___ INPUT ROWS ___
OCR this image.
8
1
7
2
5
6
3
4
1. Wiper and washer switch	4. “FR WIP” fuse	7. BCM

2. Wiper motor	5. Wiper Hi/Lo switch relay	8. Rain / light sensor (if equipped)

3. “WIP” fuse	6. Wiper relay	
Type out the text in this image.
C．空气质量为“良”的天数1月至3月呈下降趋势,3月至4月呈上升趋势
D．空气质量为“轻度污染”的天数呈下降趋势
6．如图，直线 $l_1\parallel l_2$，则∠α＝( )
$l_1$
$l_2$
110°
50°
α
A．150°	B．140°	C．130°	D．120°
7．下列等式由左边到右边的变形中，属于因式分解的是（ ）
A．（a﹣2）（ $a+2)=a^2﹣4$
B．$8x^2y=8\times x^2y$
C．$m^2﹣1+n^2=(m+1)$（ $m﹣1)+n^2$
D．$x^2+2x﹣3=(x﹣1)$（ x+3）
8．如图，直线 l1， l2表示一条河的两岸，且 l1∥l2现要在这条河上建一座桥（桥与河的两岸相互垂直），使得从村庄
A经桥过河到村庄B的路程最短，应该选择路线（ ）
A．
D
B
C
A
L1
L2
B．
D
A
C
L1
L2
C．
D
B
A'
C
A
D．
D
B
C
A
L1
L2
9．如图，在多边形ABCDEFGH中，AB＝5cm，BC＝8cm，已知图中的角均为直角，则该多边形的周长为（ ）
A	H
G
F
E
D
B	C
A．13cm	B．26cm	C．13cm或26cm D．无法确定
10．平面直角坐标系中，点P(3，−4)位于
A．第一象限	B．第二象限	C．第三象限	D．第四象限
___
WHAT IS BEING ASKED:
Quote all of the entries verbatim.

WRITTEN SOLUTION:
OCR this image.
8
1
7
2
5
6
3
4
1. Wiper and washer switch	4. “FR WIP” fuse	7. BCM

2. Wiper motor	5. Wiper Hi/Lo switch relay	8. Rain / light sensor (if equipped)

3. “WIP” fuse	6. Wiper relay	
Type out the text in this image.
C．空气质量为“良”的天数1月至3月呈下降趋势,3月至4月呈上升趋势
D．空气质量为“轻度污染”的天数呈下降趋势
6．如图，直线 $l_1\parallel l_2$，则∠α＝( )
$l_1$
$l_2$
110°
50°
α
A．150°	B．140°	C．130°	D．120°
7．下列等式由左边到右边的变形中，属于因式分解的是（ ）
A．（a﹣2）（ $a+2)=a^2﹣4$
B．$8x^2y=8\times x^2y$
C．$m^2﹣1+n^2=(m+1)$（ $m﹣1)+n^2$
D．$x^2+2x﹣3=(x﹣1)$（ x+3）
8．如图，直线 l1， l2表示一条河的两岸，且 l1∥l2现要在这条河上建一座桥（桥与河的两岸相互垂直），使得从村庄
A经桥过河到村庄B的路程最短，应该选择路线（ ）
A．
D
B
C
A
L1
L2
B．
D
A
C
L1
L2
C．
D
B
A'
C
A
D．
D
B
C
A
L1
L2
9．如图，在多边形ABCDEFGH中，AB＝5cm，BC＝8cm，已知图中的角均为直角，则该多边形的周长为（ ）
A	H
G
F
E
D
B	C
A．13cm	B．26cm	C．13cm或26cm D．无法确定
10．平面直角坐标系中，点P(3，−4)位于
A．第一象限	B．第二象限	C．第三象限	D．第四象限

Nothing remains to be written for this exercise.